- _REQUIRED TASK_:
Copy out every line in the entries below that includes "title".

-- start --

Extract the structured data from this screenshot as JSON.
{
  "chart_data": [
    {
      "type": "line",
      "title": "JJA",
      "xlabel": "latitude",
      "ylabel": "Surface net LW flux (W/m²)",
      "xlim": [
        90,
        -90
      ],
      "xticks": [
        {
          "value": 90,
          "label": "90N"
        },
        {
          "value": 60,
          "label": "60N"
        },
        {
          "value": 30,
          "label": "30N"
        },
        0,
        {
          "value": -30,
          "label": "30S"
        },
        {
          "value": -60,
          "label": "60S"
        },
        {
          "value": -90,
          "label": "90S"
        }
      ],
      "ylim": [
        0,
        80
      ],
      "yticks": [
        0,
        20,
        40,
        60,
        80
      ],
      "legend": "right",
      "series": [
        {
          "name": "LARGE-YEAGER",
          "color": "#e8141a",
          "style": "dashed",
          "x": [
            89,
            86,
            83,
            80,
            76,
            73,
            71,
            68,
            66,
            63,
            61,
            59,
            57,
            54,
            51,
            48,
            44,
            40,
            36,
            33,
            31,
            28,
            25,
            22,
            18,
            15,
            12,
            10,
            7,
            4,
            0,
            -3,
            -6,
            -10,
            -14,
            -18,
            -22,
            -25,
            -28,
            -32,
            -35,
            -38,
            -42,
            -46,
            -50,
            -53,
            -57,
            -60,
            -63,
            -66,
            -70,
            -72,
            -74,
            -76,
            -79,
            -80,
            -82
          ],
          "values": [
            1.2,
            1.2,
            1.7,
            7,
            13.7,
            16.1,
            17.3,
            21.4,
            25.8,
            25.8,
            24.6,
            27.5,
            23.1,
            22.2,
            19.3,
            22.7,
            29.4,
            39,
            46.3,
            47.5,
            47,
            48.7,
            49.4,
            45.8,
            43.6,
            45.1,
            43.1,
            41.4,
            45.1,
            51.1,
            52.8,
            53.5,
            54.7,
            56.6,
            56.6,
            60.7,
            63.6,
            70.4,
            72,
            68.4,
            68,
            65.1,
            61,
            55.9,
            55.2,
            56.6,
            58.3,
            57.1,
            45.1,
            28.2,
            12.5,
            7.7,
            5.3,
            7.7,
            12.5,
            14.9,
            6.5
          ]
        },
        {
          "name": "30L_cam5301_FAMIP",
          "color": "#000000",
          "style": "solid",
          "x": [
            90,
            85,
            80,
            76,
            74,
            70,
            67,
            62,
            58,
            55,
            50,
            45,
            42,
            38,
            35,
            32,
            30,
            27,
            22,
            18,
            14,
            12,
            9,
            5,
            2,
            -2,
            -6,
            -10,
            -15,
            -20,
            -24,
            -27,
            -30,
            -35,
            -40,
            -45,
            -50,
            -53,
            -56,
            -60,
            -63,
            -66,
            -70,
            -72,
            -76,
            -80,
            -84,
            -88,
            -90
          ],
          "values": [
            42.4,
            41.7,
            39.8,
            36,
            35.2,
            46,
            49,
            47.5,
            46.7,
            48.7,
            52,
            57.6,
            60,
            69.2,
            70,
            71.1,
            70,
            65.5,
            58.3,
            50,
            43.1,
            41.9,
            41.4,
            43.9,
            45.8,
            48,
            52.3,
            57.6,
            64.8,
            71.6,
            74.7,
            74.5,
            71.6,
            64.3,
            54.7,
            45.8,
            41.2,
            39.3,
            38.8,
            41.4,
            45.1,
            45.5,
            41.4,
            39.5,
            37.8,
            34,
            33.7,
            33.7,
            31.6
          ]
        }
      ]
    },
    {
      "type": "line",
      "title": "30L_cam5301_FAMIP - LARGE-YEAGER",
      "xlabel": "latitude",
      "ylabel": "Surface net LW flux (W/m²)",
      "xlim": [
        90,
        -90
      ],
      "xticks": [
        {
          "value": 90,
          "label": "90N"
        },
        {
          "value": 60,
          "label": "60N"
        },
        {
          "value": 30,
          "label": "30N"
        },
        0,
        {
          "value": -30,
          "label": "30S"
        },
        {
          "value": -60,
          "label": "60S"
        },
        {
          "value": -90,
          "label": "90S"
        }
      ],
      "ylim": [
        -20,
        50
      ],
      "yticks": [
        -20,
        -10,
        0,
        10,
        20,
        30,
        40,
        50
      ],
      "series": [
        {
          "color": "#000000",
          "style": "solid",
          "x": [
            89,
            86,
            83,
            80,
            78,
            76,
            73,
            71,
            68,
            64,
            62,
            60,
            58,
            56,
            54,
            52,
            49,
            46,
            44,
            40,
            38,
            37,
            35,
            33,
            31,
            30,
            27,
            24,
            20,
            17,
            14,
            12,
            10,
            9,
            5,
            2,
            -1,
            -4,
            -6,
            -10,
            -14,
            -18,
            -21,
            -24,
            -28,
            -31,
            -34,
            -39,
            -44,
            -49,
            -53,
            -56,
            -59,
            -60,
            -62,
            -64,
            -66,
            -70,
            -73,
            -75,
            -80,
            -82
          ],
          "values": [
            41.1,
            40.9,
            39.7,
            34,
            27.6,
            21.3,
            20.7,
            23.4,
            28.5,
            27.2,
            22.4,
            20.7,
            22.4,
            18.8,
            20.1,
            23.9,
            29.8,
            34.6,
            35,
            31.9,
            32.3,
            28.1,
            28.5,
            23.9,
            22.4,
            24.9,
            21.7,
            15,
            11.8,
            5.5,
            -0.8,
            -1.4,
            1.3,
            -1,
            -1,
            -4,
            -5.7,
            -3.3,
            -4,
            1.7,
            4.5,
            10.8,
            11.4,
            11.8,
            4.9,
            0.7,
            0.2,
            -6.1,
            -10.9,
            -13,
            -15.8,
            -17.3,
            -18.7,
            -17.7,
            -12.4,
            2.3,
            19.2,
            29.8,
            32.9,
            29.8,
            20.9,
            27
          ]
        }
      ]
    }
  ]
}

-- end --

- _RESULT_:
      "title": "JJA",
      "title": "30L_cam5301_FAMIP - LARGE-YEAGER",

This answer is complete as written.